Collection entries
━━━━━━━━

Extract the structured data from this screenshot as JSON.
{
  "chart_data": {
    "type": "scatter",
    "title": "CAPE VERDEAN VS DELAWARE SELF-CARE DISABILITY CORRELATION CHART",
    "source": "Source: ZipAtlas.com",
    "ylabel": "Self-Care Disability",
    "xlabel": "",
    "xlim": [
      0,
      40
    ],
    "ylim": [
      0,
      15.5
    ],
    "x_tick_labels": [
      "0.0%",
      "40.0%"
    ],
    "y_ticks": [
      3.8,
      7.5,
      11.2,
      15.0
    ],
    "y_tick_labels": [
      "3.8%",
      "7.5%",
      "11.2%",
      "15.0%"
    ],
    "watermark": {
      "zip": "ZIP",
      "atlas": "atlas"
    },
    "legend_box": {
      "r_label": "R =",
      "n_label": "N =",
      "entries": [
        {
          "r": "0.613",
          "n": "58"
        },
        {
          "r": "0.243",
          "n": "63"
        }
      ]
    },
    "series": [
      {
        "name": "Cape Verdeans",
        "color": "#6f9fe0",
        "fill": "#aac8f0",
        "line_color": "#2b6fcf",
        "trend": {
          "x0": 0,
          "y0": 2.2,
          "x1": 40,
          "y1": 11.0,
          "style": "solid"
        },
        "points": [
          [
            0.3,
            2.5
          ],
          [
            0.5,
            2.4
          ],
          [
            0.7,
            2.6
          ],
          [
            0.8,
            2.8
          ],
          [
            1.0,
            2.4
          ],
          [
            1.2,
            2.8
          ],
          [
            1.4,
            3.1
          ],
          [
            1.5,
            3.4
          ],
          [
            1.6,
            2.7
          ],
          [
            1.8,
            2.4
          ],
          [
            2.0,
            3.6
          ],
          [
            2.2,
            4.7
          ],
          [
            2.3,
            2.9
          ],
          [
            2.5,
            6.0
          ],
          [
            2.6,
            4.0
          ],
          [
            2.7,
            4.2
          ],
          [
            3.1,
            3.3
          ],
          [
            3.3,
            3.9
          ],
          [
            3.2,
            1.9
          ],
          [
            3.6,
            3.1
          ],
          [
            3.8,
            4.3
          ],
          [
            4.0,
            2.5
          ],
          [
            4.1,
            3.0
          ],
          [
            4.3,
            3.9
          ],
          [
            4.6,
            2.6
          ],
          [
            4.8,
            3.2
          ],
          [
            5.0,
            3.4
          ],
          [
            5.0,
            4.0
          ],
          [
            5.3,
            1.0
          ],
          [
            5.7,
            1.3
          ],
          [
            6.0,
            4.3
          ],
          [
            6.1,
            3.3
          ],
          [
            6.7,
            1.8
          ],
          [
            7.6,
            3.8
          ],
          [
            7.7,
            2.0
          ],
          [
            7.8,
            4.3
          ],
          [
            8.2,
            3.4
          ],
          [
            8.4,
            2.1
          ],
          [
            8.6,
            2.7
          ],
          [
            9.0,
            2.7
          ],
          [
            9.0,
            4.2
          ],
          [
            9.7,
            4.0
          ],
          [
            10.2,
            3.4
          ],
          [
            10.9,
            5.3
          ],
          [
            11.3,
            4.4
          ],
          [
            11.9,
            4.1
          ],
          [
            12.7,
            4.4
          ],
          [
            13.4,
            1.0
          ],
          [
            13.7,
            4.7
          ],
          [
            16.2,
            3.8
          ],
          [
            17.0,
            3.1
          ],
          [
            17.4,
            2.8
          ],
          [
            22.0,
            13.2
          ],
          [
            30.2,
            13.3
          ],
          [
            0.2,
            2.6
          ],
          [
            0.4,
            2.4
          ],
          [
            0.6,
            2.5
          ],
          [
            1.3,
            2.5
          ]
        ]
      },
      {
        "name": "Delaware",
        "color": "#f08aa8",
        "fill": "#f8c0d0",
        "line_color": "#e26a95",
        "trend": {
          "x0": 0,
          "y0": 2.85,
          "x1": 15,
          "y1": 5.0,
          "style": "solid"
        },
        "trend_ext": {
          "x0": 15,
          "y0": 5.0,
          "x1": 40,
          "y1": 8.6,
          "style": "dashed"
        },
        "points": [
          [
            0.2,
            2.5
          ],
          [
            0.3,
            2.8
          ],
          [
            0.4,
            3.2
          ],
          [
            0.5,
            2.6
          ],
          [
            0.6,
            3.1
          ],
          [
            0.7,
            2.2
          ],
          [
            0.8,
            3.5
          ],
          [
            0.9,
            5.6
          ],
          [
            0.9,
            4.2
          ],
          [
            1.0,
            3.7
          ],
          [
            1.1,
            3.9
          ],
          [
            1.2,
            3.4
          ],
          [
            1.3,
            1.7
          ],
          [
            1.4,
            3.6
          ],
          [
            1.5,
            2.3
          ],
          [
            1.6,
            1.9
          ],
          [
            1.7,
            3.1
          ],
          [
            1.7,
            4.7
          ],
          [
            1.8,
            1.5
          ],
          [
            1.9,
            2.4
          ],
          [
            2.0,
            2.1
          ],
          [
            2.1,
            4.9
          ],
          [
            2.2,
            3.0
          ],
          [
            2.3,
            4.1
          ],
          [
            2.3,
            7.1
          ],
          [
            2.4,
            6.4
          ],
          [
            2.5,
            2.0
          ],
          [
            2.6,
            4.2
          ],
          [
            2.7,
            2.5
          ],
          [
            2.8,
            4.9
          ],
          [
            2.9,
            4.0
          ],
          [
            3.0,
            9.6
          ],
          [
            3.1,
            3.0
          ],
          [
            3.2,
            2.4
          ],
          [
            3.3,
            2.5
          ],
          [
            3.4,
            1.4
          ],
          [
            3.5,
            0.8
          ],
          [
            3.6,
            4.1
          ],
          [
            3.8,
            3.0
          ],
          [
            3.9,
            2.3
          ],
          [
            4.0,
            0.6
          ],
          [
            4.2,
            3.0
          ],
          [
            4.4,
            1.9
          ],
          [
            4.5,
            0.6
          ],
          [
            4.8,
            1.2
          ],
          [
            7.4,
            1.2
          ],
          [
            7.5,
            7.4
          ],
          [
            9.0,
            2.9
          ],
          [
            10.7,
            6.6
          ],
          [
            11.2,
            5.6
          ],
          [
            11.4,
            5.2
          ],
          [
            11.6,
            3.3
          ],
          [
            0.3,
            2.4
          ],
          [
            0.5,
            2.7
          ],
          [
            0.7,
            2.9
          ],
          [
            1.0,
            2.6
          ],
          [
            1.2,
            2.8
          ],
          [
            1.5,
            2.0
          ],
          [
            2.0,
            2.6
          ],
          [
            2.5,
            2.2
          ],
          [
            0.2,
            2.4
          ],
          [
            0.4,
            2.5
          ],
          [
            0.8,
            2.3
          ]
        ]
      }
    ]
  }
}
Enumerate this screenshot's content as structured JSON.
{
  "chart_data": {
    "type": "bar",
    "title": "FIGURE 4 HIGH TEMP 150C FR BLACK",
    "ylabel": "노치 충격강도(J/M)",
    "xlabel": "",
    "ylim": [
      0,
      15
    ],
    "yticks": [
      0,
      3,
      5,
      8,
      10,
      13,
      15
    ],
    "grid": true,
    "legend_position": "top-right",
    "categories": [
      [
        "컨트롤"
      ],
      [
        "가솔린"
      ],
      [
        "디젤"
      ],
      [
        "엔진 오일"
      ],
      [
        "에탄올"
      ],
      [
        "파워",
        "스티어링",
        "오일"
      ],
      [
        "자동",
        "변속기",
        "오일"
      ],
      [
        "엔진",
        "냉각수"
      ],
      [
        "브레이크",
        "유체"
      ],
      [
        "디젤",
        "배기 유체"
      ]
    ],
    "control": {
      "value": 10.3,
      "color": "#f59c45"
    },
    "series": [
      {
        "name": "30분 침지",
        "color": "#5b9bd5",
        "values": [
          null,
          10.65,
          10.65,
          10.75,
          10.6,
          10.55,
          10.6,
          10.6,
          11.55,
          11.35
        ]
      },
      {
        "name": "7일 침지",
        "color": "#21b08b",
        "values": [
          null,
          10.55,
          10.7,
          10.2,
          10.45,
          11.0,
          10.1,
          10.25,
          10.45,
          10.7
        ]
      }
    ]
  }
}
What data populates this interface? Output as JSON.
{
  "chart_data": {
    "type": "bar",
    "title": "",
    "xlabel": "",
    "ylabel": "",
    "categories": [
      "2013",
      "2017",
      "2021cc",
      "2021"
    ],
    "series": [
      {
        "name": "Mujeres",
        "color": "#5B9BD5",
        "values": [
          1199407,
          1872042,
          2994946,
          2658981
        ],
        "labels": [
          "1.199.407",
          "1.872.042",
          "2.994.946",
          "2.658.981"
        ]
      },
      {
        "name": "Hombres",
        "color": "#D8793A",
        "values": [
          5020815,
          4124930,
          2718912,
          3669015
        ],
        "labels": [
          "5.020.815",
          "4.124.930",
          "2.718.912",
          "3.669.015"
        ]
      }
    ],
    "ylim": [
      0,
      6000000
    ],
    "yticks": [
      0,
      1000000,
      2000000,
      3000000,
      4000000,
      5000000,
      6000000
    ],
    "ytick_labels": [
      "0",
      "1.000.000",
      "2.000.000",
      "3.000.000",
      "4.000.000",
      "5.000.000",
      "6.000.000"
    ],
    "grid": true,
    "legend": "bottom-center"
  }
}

━━━━━━━━

• REQUIRED WORK
Return a copy of every line that includes the word "this".

• THE RESPONSE
Extract the structured data from this screenshot as JSON.
Enumerate this screenshot's content as structured JSON.
What data populates this interface? Output as JSON.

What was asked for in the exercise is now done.